## GIVEN REQUEST:
Return the listing below verbatim. Pictures do not belong in the copy.

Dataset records

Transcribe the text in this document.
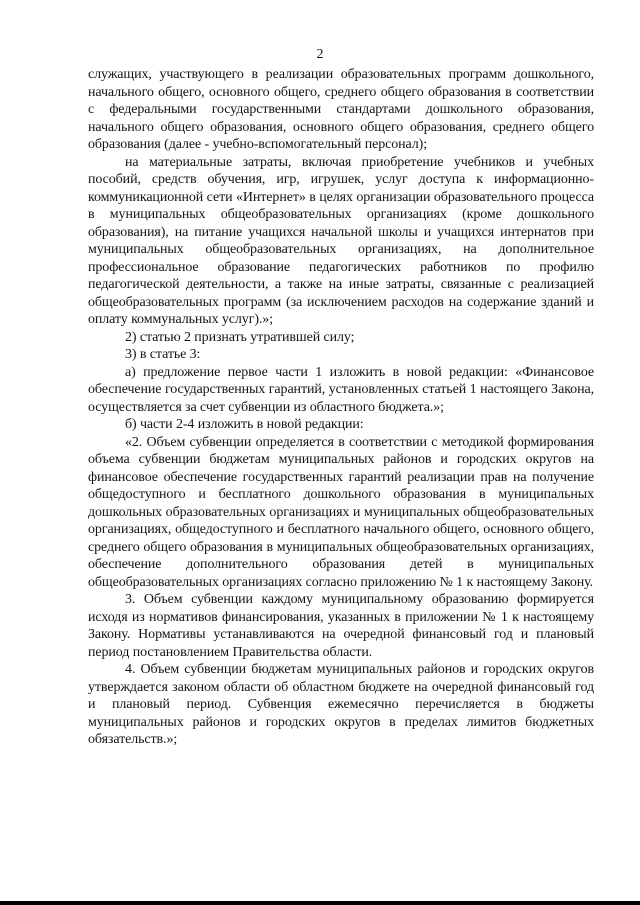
2

служащих, участвующего в реализации образовательных программ дошкольного, начального общего, основного общего, среднего общего образования в соответствии с федеральными государственными стандартами дошкольного образования, начального общего образования, основного общего образования, среднего общего образования (далее - учебно-вспомогательный персонал);

на материальные затраты, включая приобретение учебников и учебных пособий, средств обучения, игр, игрушек, услуг доступа к информационно-коммуникационной сети «Интернет» в целях организации образовательного процесса в муниципальных общеобразовательных организациях (кроме дошкольного образования), на питание учащихся начальной школы и учащихся интернатов при муниципальных общеобразовательных организациях, на дополнительное профессиональное образование педагогических работников по профилю педагогической деятельности, а также на иные затраты, связанные с реализацией общеобразовательных программ (за исключением расходов на содержание зданий и оплату коммунальных услуг).»;

2) статью 2 признать утратившей силу;

3) в статье 3:

а) предложение первое части 1 изложить в новой редакции: «Финансовое обеспечение государственных гарантий, установленных статьей 1 настоящего Закона, осуществляется за счет субвенции из областного бюджета.»;

б) части 2-4 изложить в новой редакции:

«2. Объем субвенции определяется в соответствии с методикой формирования объема субвенции бюджетам муниципальных районов и городских округов на финансовое обеспечение государственных гарантий реализации прав на получение общедоступного и бесплатного дошкольного образования в муниципальных дошкольных образовательных организациях и муниципальных общеобразовательных организациях, общедоступного и бесплатного начального общего, основного общего, среднего общего образования в муниципальных общеобразовательных организациях, обеспечение дополнительного образования детей в муниципальных общеобразовательных организациях согласно приложению № 1 к настоящему Закону.

3. Объем субвенции каждому муниципальному образованию формируется исходя из нормативов финансирования, указанных в приложении № 1 к настоящему Закону. Нормативы устанавливаются на очередной финансовый год и плановый период постановлением Правительства области.

4. Объем субвенции бюджетам муниципальных районов и городских округов утверждается законом области об областном бюджете на очередной финансовый год и плановый период. Субвенция ежемесячно перечисляется в бюджеты муниципальных районов и городских округов в пределах лимитов бюджетных обязательств.»;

## WRITTEN ANSWER:
Transcribe the text in this document.
2

служащих, участвующего в реализации образовательных программ дошкольного, начального общего, основного общего, среднего общего образования в соответствии с федеральными государственными стандартами дошкольного образования, начального общего образования, основного общего образования, среднего общего образования (далее - учебно-вспомогательный персонал);

на материальные затраты, включая приобретение учебников и учебных пособий, средств обучения, игр, игрушек, услуг доступа к информационно-коммуникационной сети «Интернет» в целях организации образовательного процесса в муниципальных общеобразовательных организациях (кроме дошкольного образования), на питание учащихся начальной школы и учащихся интернатов при муниципальных общеобразовательных организациях, на дополнительное профессиональное образование педагогических работников по профилю педагогической деятельности, а также на иные затраты, связанные с реализацией общеобразовательных программ (за исключением расходов на содержание зданий и оплату коммунальных услуг).»;

2) статью 2 признать утратившей силу;

3) в статье 3:

а) предложение первое части 1 изложить в новой редакции: «Финансовое обеспечение государственных гарантий, установленных статьей 1 настоящего Закона, осуществляется за счет субвенции из областного бюджета.»;

б) части 2-4 изложить в новой редакции:

«2. Объем субвенции определяется в соответствии с методикой формирования объема субвенции бюджетам муниципальных районов и городских округов на финансовое обеспечение государственных гарантий реализации прав на получение общедоступного и бесплатного дошкольного образования в муниципальных дошкольных образовательных организациях и муниципальных общеобразовательных организациях, общедоступного и бесплатного начального общего, основного общего, среднего общего образования в муниципальных общеобразовательных организациях, обеспечение дополнительного образования детей в муниципальных общеобразовательных организациях согласно приложению № 1 к настоящему Закону.

3. Объем субвенции каждому муниципальному образованию формируется исходя из нормативов финансирования, указанных в приложении № 1 к настоящему Закону. Нормативы устанавливаются на очередной финансовый год и плановый период постановлением Правительства области.

4. Объем субвенции бюджетам муниципальных районов и городских округов утверждается законом области об областном бюджете на очередной финансовый год и плановый период. Субвенция ежемесячно перечисляется в бюджеты муниципальных районов и городских округов в пределах лимитов бюджетных обязательств.»;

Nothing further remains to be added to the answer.